_Your instructions_. For the listing below, give the count of lines containing the string "głośnika" and nothing else.

_Extracted data_.
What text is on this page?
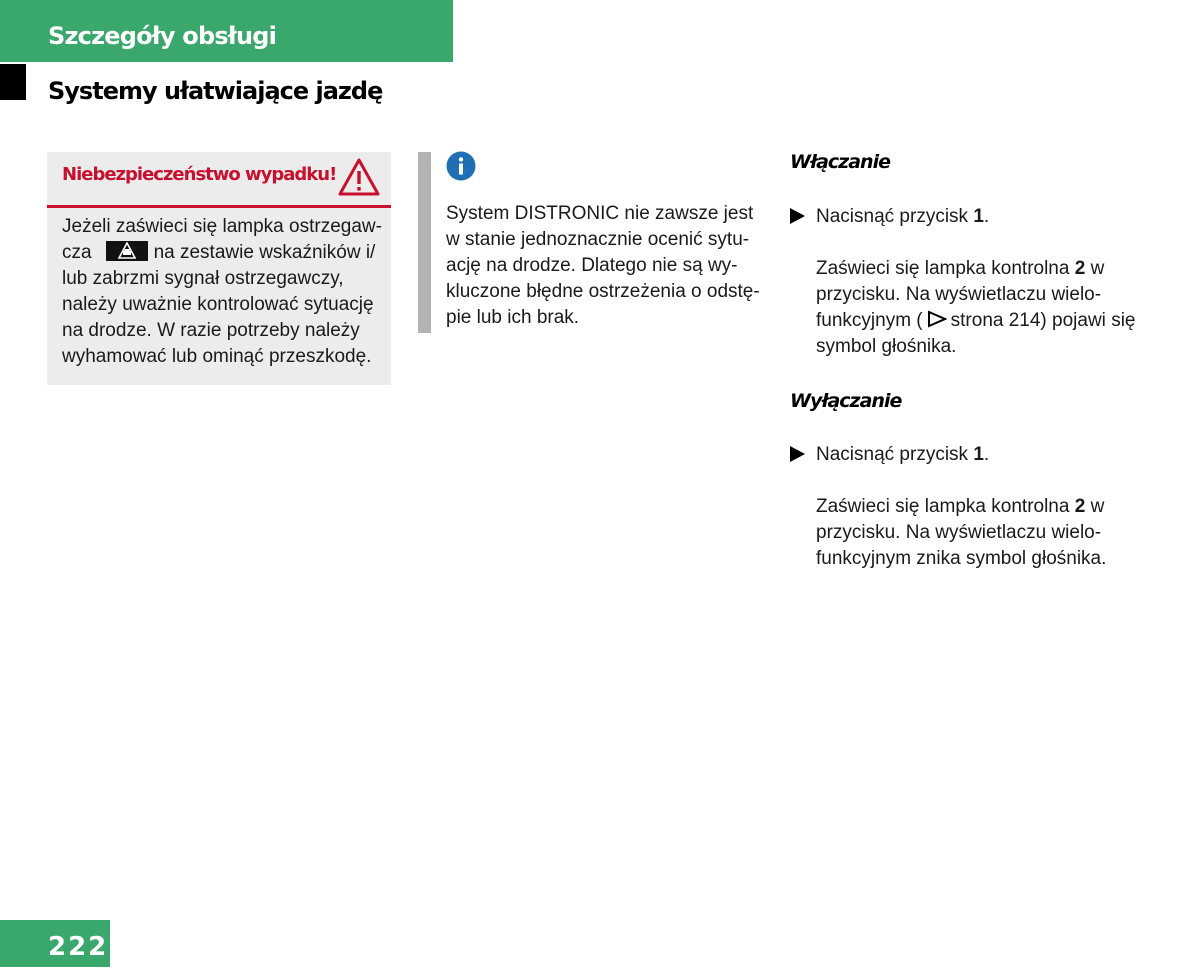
Szczegóły obsługi
Systemy ułatwiające jazdę
Niebezpieczeństwo wypadku!
Jeżeli zaświeci się lampka ostrzegaw-cza	na zestawie wskaźników i/ lub zabrzmi sygnał ostrzegawczy, należy uważnie kontrolować sytuację na drodze. W razie potrzeby należy wyhamować lub ominąć przeszkodę.
System DISTRONIC nie zawsze jest w stanie jednoznacznie ocenić sytu-ację na drodze. Dlatego nie są wy-kluczone błędne ostrzeżenia o odstę-pie lub ich brak.
Włączanie
Nacisnąć przycisk 1.
Zaświeci się lampka kontrolna 2 w przycisku. Na wyświetlaczu wielo-funkcyjnym ( strona 214) pojawi się symbol głośnika.
Wyłączanie
Nacisnąć przycisk 1.
Zaświeci się lampka kontrolna 2 w przycisku. Na wyświetlaczu wielo-funkcyjnym znika symbol głośnika.
222
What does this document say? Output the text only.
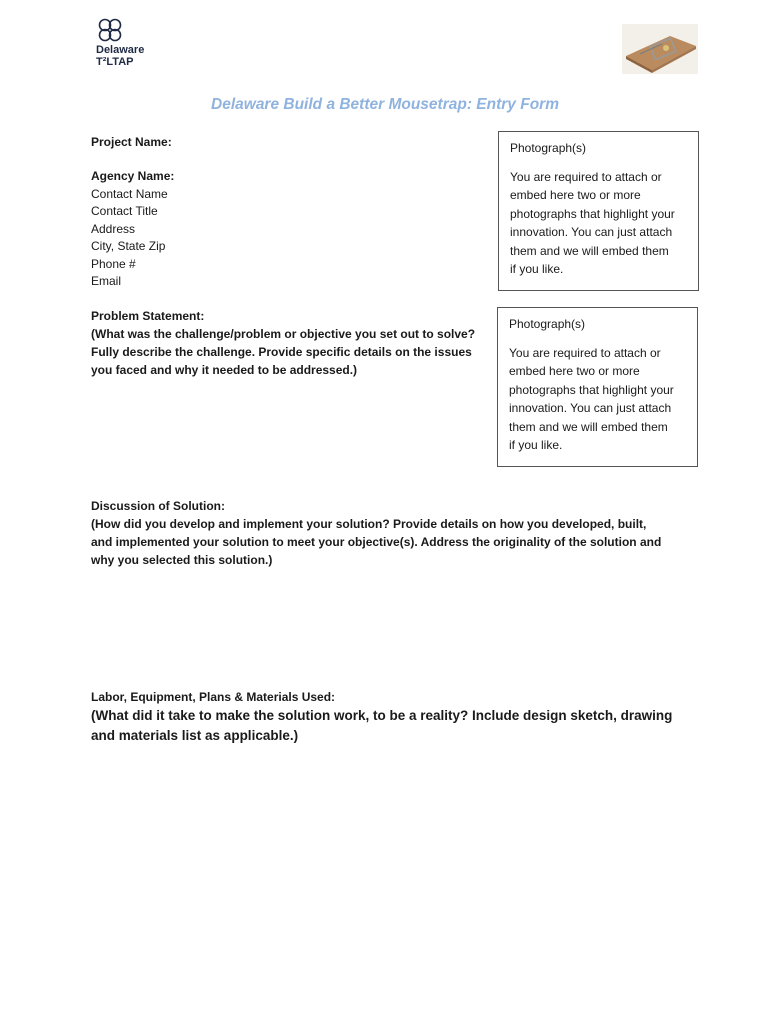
Delaware
T²LTAP
Delaware Build a Better Mousetrap: Entry Form
Project Name:
Agency Name:
Contact Name
Contact Title
Address
City, State Zip
Phone #
Email
Photograph(s)
You are required to attach or
embed here two or more
photographs that highlight your
innovation. You can just attach
them and we will embed them
if you like.
Problem Statement:
(What was the challenge/problem or objective you set out to solve?
Fully describe the challenge. Provide specific details on the issues
you faced and why it needed to be addressed.)
Photograph(s)
You are required to attach or
embed here two or more
photographs that highlight your
innovation. You can just attach
them and we will embed them
if you like.
Discussion of Solution:
(How did you develop and implement your solution? Provide details on how you developed, built,
and implemented your solution to meet your objective(s). Address the originality of the solution and
why you selected this solution.)
Labor, Equipment, Plans & Materials Used:
(What did it take to make the solution work, to be a reality? Include design sketch, drawing
and materials list as applicable.)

_Task response_. 2